--- RECORDED DATA ---

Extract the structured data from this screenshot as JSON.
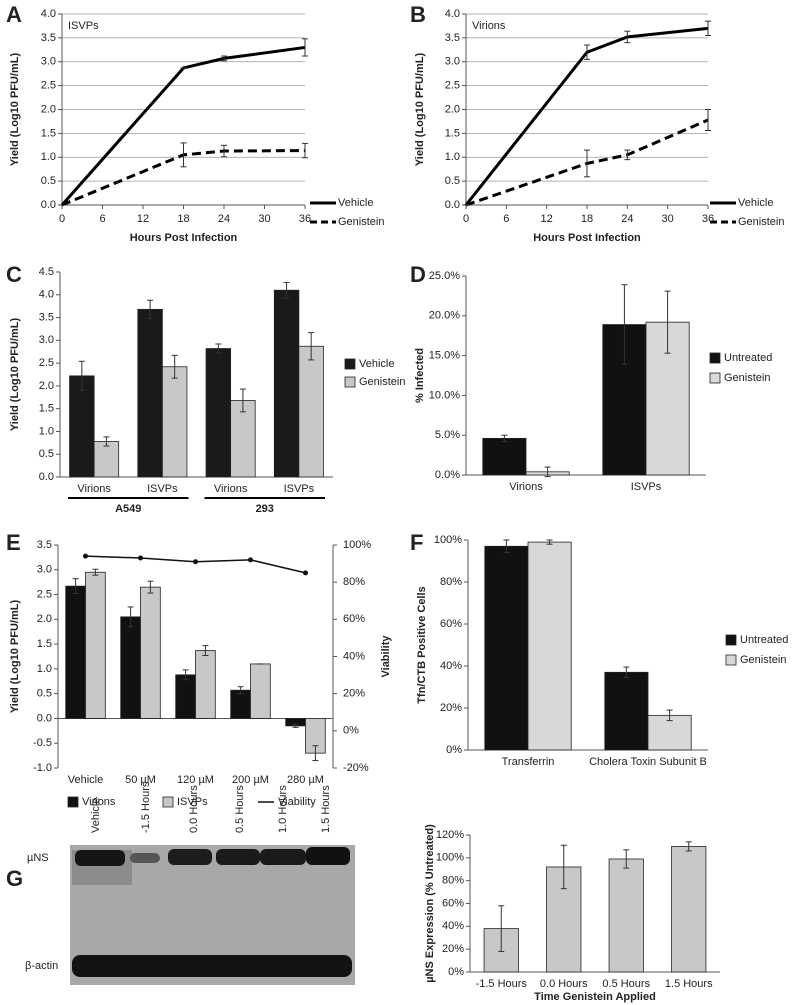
{
  "panels": [
    "A",
    "B",
    "C",
    "D",
    "E",
    "F",
    "G"
  ],
  "blot": {
    "lanes": [
      "Vehicle",
      "-1.5 Hours",
      "0.0 Hours",
      "0.5 Hours",
      "1.0 Hours",
      "1.5 Hours"
    ],
    "bands": [
      "µNS",
      "β-actin"
    ]
  },
  "chart_data": [
    {
      "type": "line",
      "annotation": "ISVPs",
      "xlabel": "Hours Post Infection",
      "ylabel": "Yield (Log10 PFU/mL)",
      "x": [
        0,
        18,
        24,
        36
      ],
      "xlim": [
        0,
        36
      ],
      "xticks": [
        0,
        6,
        12,
        18,
        24,
        30,
        36
      ],
      "ylim": [
        0,
        4
      ],
      "yticks": [
        {
          "value": 0,
          "label": "0.0"
        },
        {
          "value": 0.5,
          "label": "0.5"
        },
        {
          "value": 1,
          "label": "1.0"
        },
        {
          "value": 1.5,
          "label": "1.5"
        },
        {
          "value": 2,
          "label": "2.0"
        },
        {
          "value": 2.5,
          "label": "2.5"
        },
        {
          "value": 3,
          "label": "3.0"
        },
        {
          "value": 3.5,
          "label": "3.5"
        },
        {
          "value": 4,
          "label": "4.0"
        }
      ],
      "grid": true,
      "legend": "right",
      "series": [
        {
          "name": "Vehicle",
          "color": "#000000",
          "dash": false,
          "values": [
            0,
            2.87,
            3.07,
            3.3
          ],
          "errors": [
            0,
            0,
            0.05,
            0.18
          ]
        },
        {
          "name": "Genistein",
          "color": "#000000",
          "dash": true,
          "values": [
            0,
            1.05,
            1.13,
            1.14
          ],
          "errors": [
            0,
            0.25,
            0.12,
            0.15
          ]
        }
      ]
    },
    {
      "type": "line",
      "annotation": "Virions",
      "xlabel": "Hours Post Infection",
      "ylabel": "Yield (Log10 PFU/mL)",
      "x": [
        0,
        18,
        24,
        36
      ],
      "xlim": [
        0,
        36
      ],
      "xticks": [
        0,
        6,
        12,
        18,
        24,
        30,
        36
      ],
      "ylim": [
        0,
        4
      ],
      "yticks": [
        {
          "value": 0,
          "label": "0.0"
        },
        {
          "value": 0.5,
          "label": "0.5"
        },
        {
          "value": 1,
          "label": "1.0"
        },
        {
          "value": 1.5,
          "label": "1.5"
        },
        {
          "value": 2,
          "label": "2.0"
        },
        {
          "value": 2.5,
          "label": "2.5"
        },
        {
          "value": 3,
          "label": "3.0"
        },
        {
          "value": 3.5,
          "label": "3.5"
        },
        {
          "value": 4,
          "label": "4.0"
        }
      ],
      "grid": true,
      "legend": "right",
      "series": [
        {
          "name": "Vehicle",
          "color": "#000000",
          "dash": false,
          "values": [
            0,
            3.2,
            3.52,
            3.7
          ],
          "errors": [
            0,
            0.15,
            0.12,
            0.15
          ]
        },
        {
          "name": "Genistein",
          "color": "#000000",
          "dash": true,
          "values": [
            0,
            0.87,
            1.05,
            1.78
          ],
          "errors": [
            0,
            0.28,
            0.1,
            0.22
          ]
        }
      ]
    },
    {
      "type": "bar",
      "ylabel": "Yield (Log10 PFU/mL)",
      "categories": [
        "Virions",
        "ISVPs",
        "Virions",
        "ISVPs"
      ],
      "group_labels": [
        "A549",
        "293"
      ],
      "ylim": [
        0,
        4.5
      ],
      "yticks": [
        {
          "value": 0,
          "label": "0.0"
        },
        {
          "value": 0.5,
          "label": "0.5"
        },
        {
          "value": 1,
          "label": "1.0"
        },
        {
          "value": 1.5,
          "label": "1.5"
        },
        {
          "value": 2,
          "label": "2.0"
        },
        {
          "value": 2.5,
          "label": "2.5"
        },
        {
          "value": 3,
          "label": "3.0"
        },
        {
          "value": 3.5,
          "label": "3.5"
        },
        {
          "value": 4,
          "label": "4.0"
        },
        {
          "value": 4.5,
          "label": "4.5"
        }
      ],
      "grid": false,
      "legend": "right",
      "series": [
        {
          "name": "Vehicle",
          "color": "#1a1a1a",
          "values": [
            2.22,
            3.68,
            2.82,
            4.1
          ],
          "errors": [
            0.32,
            0.2,
            0.1,
            0.17
          ]
        },
        {
          "name": "Genistein",
          "color": "#c8c8c8",
          "values": [
            0.78,
            2.42,
            1.68,
            2.87
          ],
          "errors": [
            0.1,
            0.25,
            0.25,
            0.3
          ]
        }
      ]
    },
    {
      "type": "bar",
      "ylabel": "% Infected",
      "categories": [
        "Virions",
        "ISVPs"
      ],
      "ylim": [
        0,
        25
      ],
      "yticks": [
        {
          "value": 0,
          "label": "0.0%"
        },
        {
          "value": 5,
          "label": "5.0%"
        },
        {
          "value": 10,
          "label": "10.0%"
        },
        {
          "value": 15,
          "label": "15.0%"
        },
        {
          "value": 20,
          "label": "20.0%"
        },
        {
          "value": 25,
          "label": "25.0%"
        }
      ],
      "grid": false,
      "legend": "right",
      "series": [
        {
          "name": "Untreated",
          "color": "#111111",
          "values": [
            4.6,
            18.9
          ],
          "errors": [
            0.4,
            5
          ]
        },
        {
          "name": "Genistein",
          "color": "#d8d8d8",
          "values": [
            0.4,
            19.2
          ],
          "errors": [
            0.6,
            3.9
          ]
        }
      ]
    },
    {
      "type": "bar",
      "ylabel": "Yield (Log10 PFU/mL)",
      "y2label": "Viability",
      "categories": [
        "Vehicle",
        "50 µM",
        "120 µM",
        "200 µM",
        "280 µM"
      ],
      "ylim": [
        -1,
        3.5
      ],
      "yticks": [
        {
          "value": -1,
          "label": "-1.0"
        },
        {
          "value": -0.5,
          "label": "-0.5"
        },
        {
          "value": 0,
          "label": "0.0"
        },
        {
          "value": 0.5,
          "label": "0.5"
        },
        {
          "value": 1,
          "label": "1.0"
        },
        {
          "value": 1.5,
          "label": "1.5"
        },
        {
          "value": 2,
          "label": "2.0"
        },
        {
          "value": 2.5,
          "label": "2.5"
        },
        {
          "value": 3,
          "label": "3.0"
        },
        {
          "value": 3.5,
          "label": "3.5"
        }
      ],
      "y2lim": [
        -20,
        100
      ],
      "y2ticks": [
        {
          "value": -20,
          "label": "-20%"
        },
        {
          "value": 0,
          "label": "0%"
        },
        {
          "value": 20,
          "label": "20%"
        },
        {
          "value": 40,
          "label": "40%"
        },
        {
          "value": 60,
          "label": "60%"
        },
        {
          "value": 80,
          "label": "80%"
        },
        {
          "value": 100,
          "label": "100%"
        }
      ],
      "grid": false,
      "legend": "bottom",
      "series": [
        {
          "name": "Virions",
          "color": "#111111",
          "values": [
            2.67,
            2.05,
            0.88,
            0.57,
            -0.15
          ],
          "errors": [
            0.15,
            0.2,
            0.1,
            0.07,
            0.03
          ]
        },
        {
          "name": "ISVPs",
          "color": "#c8c8c8",
          "values": [
            2.95,
            2.65,
            1.37,
            1.1,
            -0.7
          ],
          "errors": [
            0.06,
            0.12,
            0.1,
            0,
            0.15
          ]
        },
        {
          "name": "Viability",
          "color": "#111111",
          "type": "line",
          "axis": "y2",
          "values": [
            94,
            93,
            91,
            92,
            85
          ]
        }
      ]
    },
    {
      "type": "bar",
      "ylabel": "Tfn/CTB Positive Cells",
      "categories": [
        "Transferrin",
        "Cholera Toxin Subunit B"
      ],
      "ylim": [
        0,
        100
      ],
      "yticks": [
        {
          "value": 0,
          "label": "0%"
        },
        {
          "value": 20,
          "label": "20%"
        },
        {
          "value": 40,
          "label": "40%"
        },
        {
          "value": 60,
          "label": "60%"
        },
        {
          "value": 80,
          "label": "80%"
        },
        {
          "value": 100,
          "label": "100%"
        }
      ],
      "grid": false,
      "legend": "right",
      "series": [
        {
          "name": "Untreated",
          "color": "#111111",
          "values": [
            97,
            37
          ],
          "errors": [
            3,
            2.5
          ]
        },
        {
          "name": "Genistein",
          "color": "#d8d8d8",
          "values": [
            99,
            16.5
          ],
          "errors": [
            1,
            2.5
          ]
        }
      ]
    },
    {
      "type": "bar",
      "ylabel": "µNS Expression (% Untreated)",
      "xlabel": "Time Genistein Applied",
      "categories": [
        "-1.5 Hours",
        "0.0 Hours",
        "0.5 Hours",
        "1.5 Hours"
      ],
      "ylim": [
        0,
        120
      ],
      "yticks": [
        {
          "value": 0,
          "label": "0%"
        },
        {
          "value": 20,
          "label": "20%"
        },
        {
          "value": 40,
          "label": "40%"
        },
        {
          "value": 60,
          "label": "60%"
        },
        {
          "value": 80,
          "label": "80%"
        },
        {
          "value": 100,
          "label": "100%"
        },
        {
          "value": 120,
          "label": "120%"
        }
      ],
      "grid": false,
      "series": [
        {
          "color": "#c8c8c8",
          "values": [
            38,
            92,
            99,
            110
          ],
          "errors": [
            20,
            19,
            8,
            4
          ]
        }
      ]
    }
  ]
}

---

The lines that mention the word "annotation" should be pulled from the records above.

      "annotation": "ISVPs",
      "annotation": "Virions",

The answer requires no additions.